▶ [SHORT TASK]: Without the images, output each record below as it stands.
# # #
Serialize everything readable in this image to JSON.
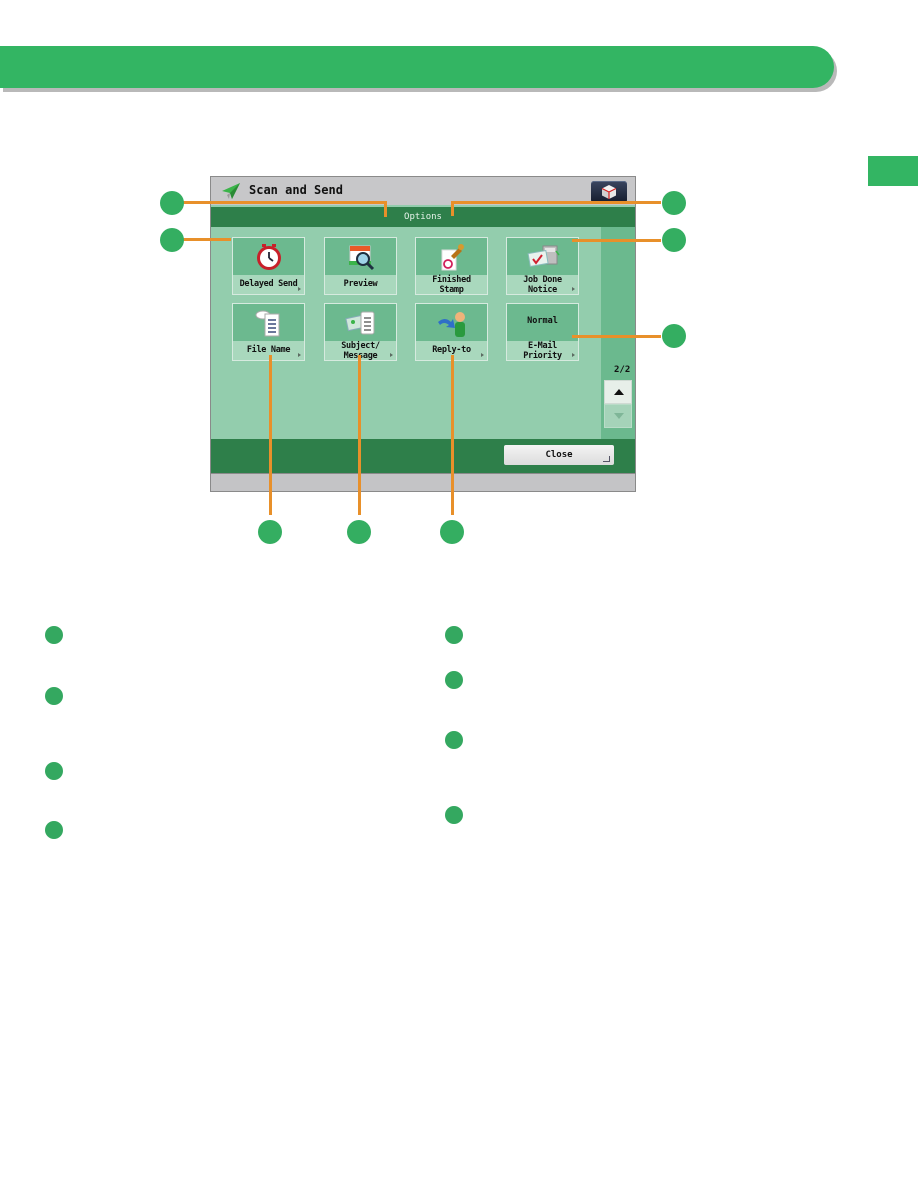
{
  "page": {
    "header_bar_color": "#33b563",
    "callout_color": "#34ae61",
    "leader_line_color": "#e8902a"
  },
  "screen": {
    "app_title": "Scan and Send",
    "app_icon": "paper-plane-icon",
    "menu_button_icon": "cube-menu-icon",
    "section_title": "Options",
    "page_indicator": "2/2",
    "close_label": "Close",
    "tiles": [
      {
        "id": "delayed-send",
        "label": "Delayed Send",
        "icon": "clock-icon",
        "has_submenu": true
      },
      {
        "id": "preview",
        "label": "Preview",
        "icon": "preview-magnifier-icon",
        "has_submenu": false
      },
      {
        "id": "finished-stamp",
        "label_line1": "Finished",
        "label_line2": "Stamp",
        "icon": "stamp-icon",
        "has_submenu": false
      },
      {
        "id": "job-done-notice",
        "label_line1": "Job Done",
        "label_line2": "Notice",
        "icon": "notice-mail-icon",
        "has_submenu": true
      },
      {
        "id": "file-name",
        "label": "File Name",
        "icon": "file-name-icon",
        "has_submenu": true
      },
      {
        "id": "subject-message",
        "label_line1": "Subject/",
        "label_line2": "Message",
        "icon": "subject-message-icon",
        "has_submenu": true
      },
      {
        "id": "reply-to",
        "label": "Reply-to",
        "icon": "reply-to-icon",
        "has_submenu": true
      },
      {
        "id": "email-priority",
        "value": "Normal",
        "label_line1": "E-Mail",
        "label_line2": "Priority",
        "has_submenu": true
      }
    ]
  }
}
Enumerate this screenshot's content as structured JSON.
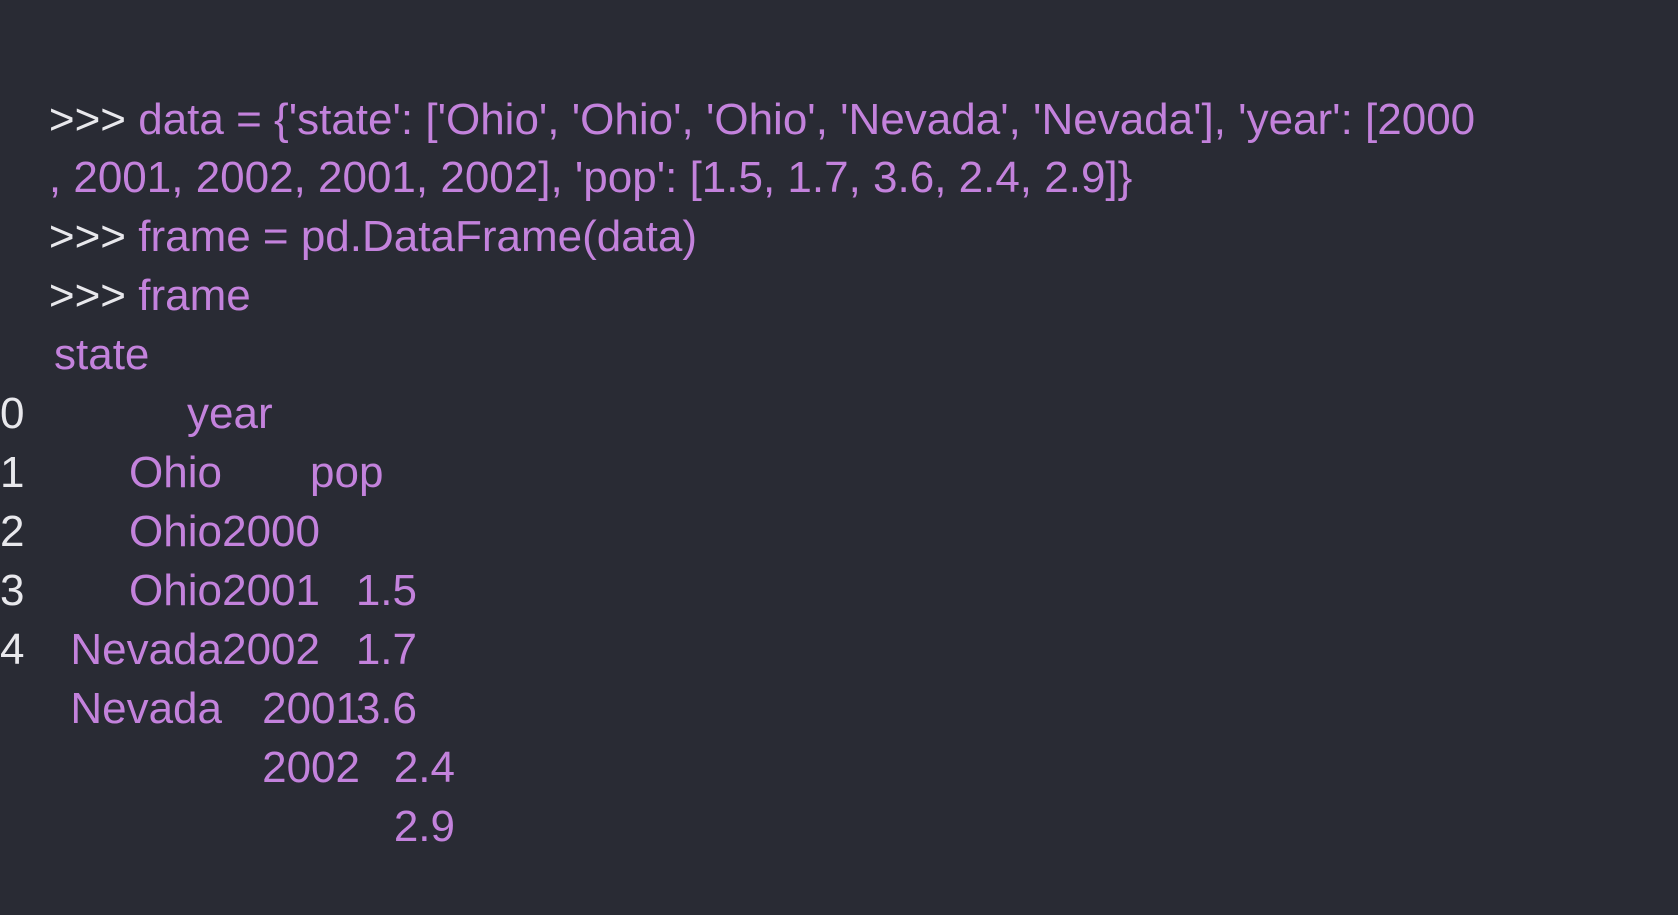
{
  "session": {
    "prompt": ">>>",
    "commands": [
      {
        "text_line1": " data = {'state': ['Ohio', 'Ohio', 'Ohio', 'Nevada', 'Nevada'], 'year': [2000",
        "text_line2": ", 2001, 2002, 2001, 2002], 'pop': [1.5, 1.7, 3.6, 2.4, 2.9]}"
      },
      {
        "text": " frame = pd.DataFrame(data)"
      },
      {
        "text": " frame"
      }
    ]
  },
  "output_table": {
    "columns": [
      "state",
      "year",
      "pop"
    ],
    "rows": [
      {
        "index": "0",
        "state": "Ohio",
        "year": "2000",
        "pop": "1.5"
      },
      {
        "index": "1",
        "state": "Ohio",
        "year": "2001",
        "pop": "1.7"
      },
      {
        "index": "2",
        "state": "Ohio",
        "year": "2002",
        "pop": "3.6"
      },
      {
        "index": "3",
        "state": "Nevada",
        "year": "2001",
        "pop": "2.4"
      },
      {
        "index": "4",
        "state": "Nevada",
        "year": "2002",
        "pop": "2.9"
      }
    ]
  },
  "colors": {
    "background": "#292b34",
    "prompt": "#e8e8ec",
    "code": "#c382dc"
  }
}
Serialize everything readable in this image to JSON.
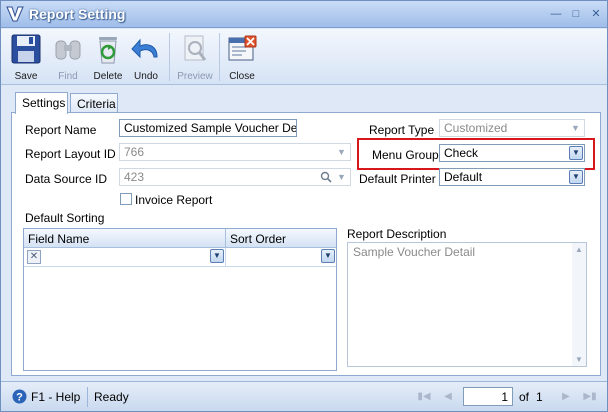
{
  "window": {
    "title": "Report Setting"
  },
  "toolbar": {
    "save": "Save",
    "find": "Find",
    "delete": "Delete",
    "undo": "Undo",
    "preview": "Preview",
    "close": "Close"
  },
  "tabs": {
    "settings": "Settings",
    "criteria": "Criteria"
  },
  "form": {
    "report_name_label": "Report Name",
    "report_name_value": "Customized Sample Voucher Detail",
    "report_layout_label": "Report Layout ID",
    "report_layout_value": "766",
    "data_source_label": "Data Source ID",
    "data_source_value": "423",
    "invoice_report_label": "Invoice Report",
    "report_type_label": "Report Type",
    "report_type_value": "Customized",
    "menu_group_label": "Menu Group",
    "menu_group_value": "Check",
    "default_printer_label": "Default Printer",
    "default_printer_value": "Default"
  },
  "sorting": {
    "title": "Default Sorting",
    "columns": [
      "Field Name",
      "Sort Order"
    ]
  },
  "description": {
    "label": "Report Description",
    "value": "Sample Voucher Detail"
  },
  "status": {
    "help": "F1 - Help",
    "state": "Ready",
    "page": "1",
    "of_label": "of",
    "total_pages": "1"
  },
  "colors": {
    "highlight": "#d9161c",
    "accent": "#3b5f93"
  }
}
# # #
▶ [EXERCISE SOLUTION]:
Serialize everything readable in this image to JSON.
{
  "page": {
    "header_bar_color": "#33b563",
    "callout_color": "#34ae61",
    "leader_line_color": "#e8902a"
  },
  "screen": {
    "app_title": "Scan and Send",
    "app_icon": "paper-plane-icon",
    "menu_button_icon": "cube-menu-icon",
    "section_title": "Options",
    "page_indicator": "2/2",
    "close_label": "Close",
    "tiles": [
      {
        "id": "delayed-send",
        "label": "Delayed Send",
        "icon": "clock-icon",
        "has_submenu": true
      },
      {
        "id": "preview",
        "label": "Preview",
        "icon": "preview-magnifier-icon",
        "has_submenu": false
      },
      {
        "id": "finished-stamp",
        "label_line1": "Finished",
        "label_line2": "Stamp",
        "icon": "stamp-icon",
        "has_submenu": false
      },
      {
        "id": "job-done-notice",
        "label_line1": "Job Done",
        "label_line2": "Notice",
        "icon": "notice-mail-icon",
        "has_submenu": true
      },
      {
        "id": "file-name",
        "label": "File Name",
        "icon": "file-name-icon",
        "has_submenu": true
      },
      {
        "id": "subject-message",
        "label_line1": "Subject/",
        "label_line2": "Message",
        "icon": "subject-message-icon",
        "has_submenu": true
      },
      {
        "id": "reply-to",
        "label": "Reply-to",
        "icon": "reply-to-icon",
        "has_submenu": true
      },
      {
        "id": "email-priority",
        "value": "Normal",
        "label_line1": "E-Mail",
        "label_line2": "Priority",
        "has_submenu": true
      }
    ]
  }
}
Enumerate this screenshot's content as structured JSON.
{
  "session": {
    "prompt": ">>>",
    "commands": [
      {
        "text_line1": " data = {'state': ['Ohio', 'Ohio', 'Ohio', 'Nevada', 'Nevada'], 'year': [2000",
        "text_line2": ", 2001, 2002, 2001, 2002], 'pop': [1.5, 1.7, 3.6, 2.4, 2.9]}"
      },
      {
        "text": " frame = pd.DataFrame(data)"
      },
      {
        "text": " frame"
      }
    ]
  },
  "output_table": {
    "columns": [
      "state",
      "year",
      "pop"
    ],
    "rows": [
      {
        "index": "0",
        "state": "Ohio",
        "year": "2000",
        "pop": "1.5"
      },
      {
        "index": "1",
        "state": "Ohio",
        "year": "2001",
        "pop": "1.7"
      },
      {
        "index": "2",
        "state": "Ohio",
        "year": "2002",
        "pop": "3.6"
      },
      {
        "index": "3",
        "state": "Nevada",
        "year": "2001",
        "pop": "2.4"
      },
      {
        "index": "4",
        "state": "Nevada",
        "year": "2002",
        "pop": "2.9"
      }
    ]
  },
  "colors": {
    "background": "#292b34",
    "prompt": "#e8e8ec",
    "code": "#c382dc"
  }
}
Serialize everything readable in this image to JSON.
{
  "window": {
    "title": "Report Setting"
  },
  "toolbar": {
    "save": "Save",
    "find": "Find",
    "delete": "Delete",
    "undo": "Undo",
    "preview": "Preview",
    "close": "Close"
  },
  "tabs": {
    "settings": "Settings",
    "criteria": "Criteria"
  },
  "form": {
    "report_name_label": "Report Name",
    "report_name_value": "Customized Sample Voucher Detail",
    "report_layout_label": "Report Layout ID",
    "report_layout_value": "766",
    "data_source_label": "Data Source ID",
    "data_source_value": "423",
    "invoice_report_label": "Invoice Report",
    "report_type_label": "Report Type",
    "report_type_value": "Customized",
    "menu_group_label": "Menu Group",
    "menu_group_value": "Check",
    "default_printer_label": "Default Printer",
    "default_printer_value": "Default"
  },
  "sorting": {
    "title": "Default Sorting",
    "columns": [
      "Field Name",
      "Sort Order"
    ]
  },
  "description": {
    "label": "Report Description",
    "value": "Sample Voucher Detail"
  },
  "status": {
    "help": "F1 - Help",
    "state": "Ready",
    "page": "1",
    "of_label": "of",
    "total_pages": "1"
  },
  "colors": {
    "highlight": "#d9161c",
    "accent": "#3b5f93"
  }
}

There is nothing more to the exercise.